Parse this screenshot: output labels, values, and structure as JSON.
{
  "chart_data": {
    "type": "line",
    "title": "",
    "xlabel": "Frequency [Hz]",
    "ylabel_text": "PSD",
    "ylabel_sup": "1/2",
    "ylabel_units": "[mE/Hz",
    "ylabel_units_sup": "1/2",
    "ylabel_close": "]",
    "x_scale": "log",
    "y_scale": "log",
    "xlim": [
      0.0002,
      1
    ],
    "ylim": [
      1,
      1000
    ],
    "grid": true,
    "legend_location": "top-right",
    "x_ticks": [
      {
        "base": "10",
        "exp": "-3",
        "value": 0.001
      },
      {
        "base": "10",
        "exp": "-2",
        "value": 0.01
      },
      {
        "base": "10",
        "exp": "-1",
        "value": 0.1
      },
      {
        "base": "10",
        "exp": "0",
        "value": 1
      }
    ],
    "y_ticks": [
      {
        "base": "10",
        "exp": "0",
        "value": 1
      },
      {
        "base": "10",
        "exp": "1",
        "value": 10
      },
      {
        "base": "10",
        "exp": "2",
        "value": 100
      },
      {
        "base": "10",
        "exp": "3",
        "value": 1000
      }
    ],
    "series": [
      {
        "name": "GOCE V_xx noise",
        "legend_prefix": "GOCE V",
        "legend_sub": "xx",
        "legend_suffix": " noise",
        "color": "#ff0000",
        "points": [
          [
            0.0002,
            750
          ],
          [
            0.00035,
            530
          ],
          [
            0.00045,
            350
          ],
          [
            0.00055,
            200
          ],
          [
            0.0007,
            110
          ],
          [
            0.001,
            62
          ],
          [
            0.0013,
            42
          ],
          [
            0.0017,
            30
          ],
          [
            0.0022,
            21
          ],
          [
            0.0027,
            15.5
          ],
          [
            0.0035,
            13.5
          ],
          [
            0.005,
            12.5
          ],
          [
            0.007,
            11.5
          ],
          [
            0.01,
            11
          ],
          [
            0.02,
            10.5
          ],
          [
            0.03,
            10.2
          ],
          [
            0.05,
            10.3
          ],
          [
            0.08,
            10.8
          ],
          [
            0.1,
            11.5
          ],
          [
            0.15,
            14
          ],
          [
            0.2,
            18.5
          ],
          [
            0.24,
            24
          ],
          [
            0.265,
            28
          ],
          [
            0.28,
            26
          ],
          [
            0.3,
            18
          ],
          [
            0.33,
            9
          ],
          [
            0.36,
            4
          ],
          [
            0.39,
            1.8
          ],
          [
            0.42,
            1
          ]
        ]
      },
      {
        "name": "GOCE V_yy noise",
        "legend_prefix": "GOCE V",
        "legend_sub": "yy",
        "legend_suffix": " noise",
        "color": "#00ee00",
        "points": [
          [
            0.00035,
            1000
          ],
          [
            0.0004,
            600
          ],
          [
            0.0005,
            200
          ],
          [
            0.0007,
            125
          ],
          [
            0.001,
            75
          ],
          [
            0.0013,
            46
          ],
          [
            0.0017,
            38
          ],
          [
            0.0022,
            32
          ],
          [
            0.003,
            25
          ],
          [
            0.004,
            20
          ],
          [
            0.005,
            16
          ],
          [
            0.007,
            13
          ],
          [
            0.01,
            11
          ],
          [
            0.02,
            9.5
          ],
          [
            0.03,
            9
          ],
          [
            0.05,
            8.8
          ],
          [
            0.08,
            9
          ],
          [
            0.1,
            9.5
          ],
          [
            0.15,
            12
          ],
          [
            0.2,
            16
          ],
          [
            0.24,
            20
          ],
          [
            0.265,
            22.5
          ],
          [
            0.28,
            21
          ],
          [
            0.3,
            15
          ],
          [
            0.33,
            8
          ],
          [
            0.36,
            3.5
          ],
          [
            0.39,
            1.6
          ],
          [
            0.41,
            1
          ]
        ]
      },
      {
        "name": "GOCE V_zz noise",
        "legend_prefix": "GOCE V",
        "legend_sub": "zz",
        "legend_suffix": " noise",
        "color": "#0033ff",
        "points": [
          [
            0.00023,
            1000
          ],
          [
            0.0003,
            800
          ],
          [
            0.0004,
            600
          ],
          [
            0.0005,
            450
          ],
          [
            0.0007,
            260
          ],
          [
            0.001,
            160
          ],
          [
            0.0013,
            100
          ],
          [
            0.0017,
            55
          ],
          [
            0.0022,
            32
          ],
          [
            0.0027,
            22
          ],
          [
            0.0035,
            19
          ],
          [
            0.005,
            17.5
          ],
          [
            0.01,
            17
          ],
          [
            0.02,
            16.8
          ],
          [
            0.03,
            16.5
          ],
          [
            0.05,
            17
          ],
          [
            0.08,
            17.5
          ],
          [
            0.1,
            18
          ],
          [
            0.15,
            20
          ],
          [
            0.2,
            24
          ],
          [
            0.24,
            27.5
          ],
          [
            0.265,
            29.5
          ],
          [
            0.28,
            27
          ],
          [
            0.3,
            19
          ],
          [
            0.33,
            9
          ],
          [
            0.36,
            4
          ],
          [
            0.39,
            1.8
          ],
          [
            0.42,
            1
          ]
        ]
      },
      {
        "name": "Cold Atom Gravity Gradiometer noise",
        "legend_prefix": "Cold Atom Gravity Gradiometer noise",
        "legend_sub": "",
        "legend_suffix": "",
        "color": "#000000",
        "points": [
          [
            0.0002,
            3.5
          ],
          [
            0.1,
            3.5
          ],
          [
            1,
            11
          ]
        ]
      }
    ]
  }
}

- Task description: Write out every line of the data that holds the word "Cold".

- Correct response:
        "name": "Cold Atom Gravity Gradiometer noise",
        "legend_prefix": "Cold Atom Gravity Gradiometer noise",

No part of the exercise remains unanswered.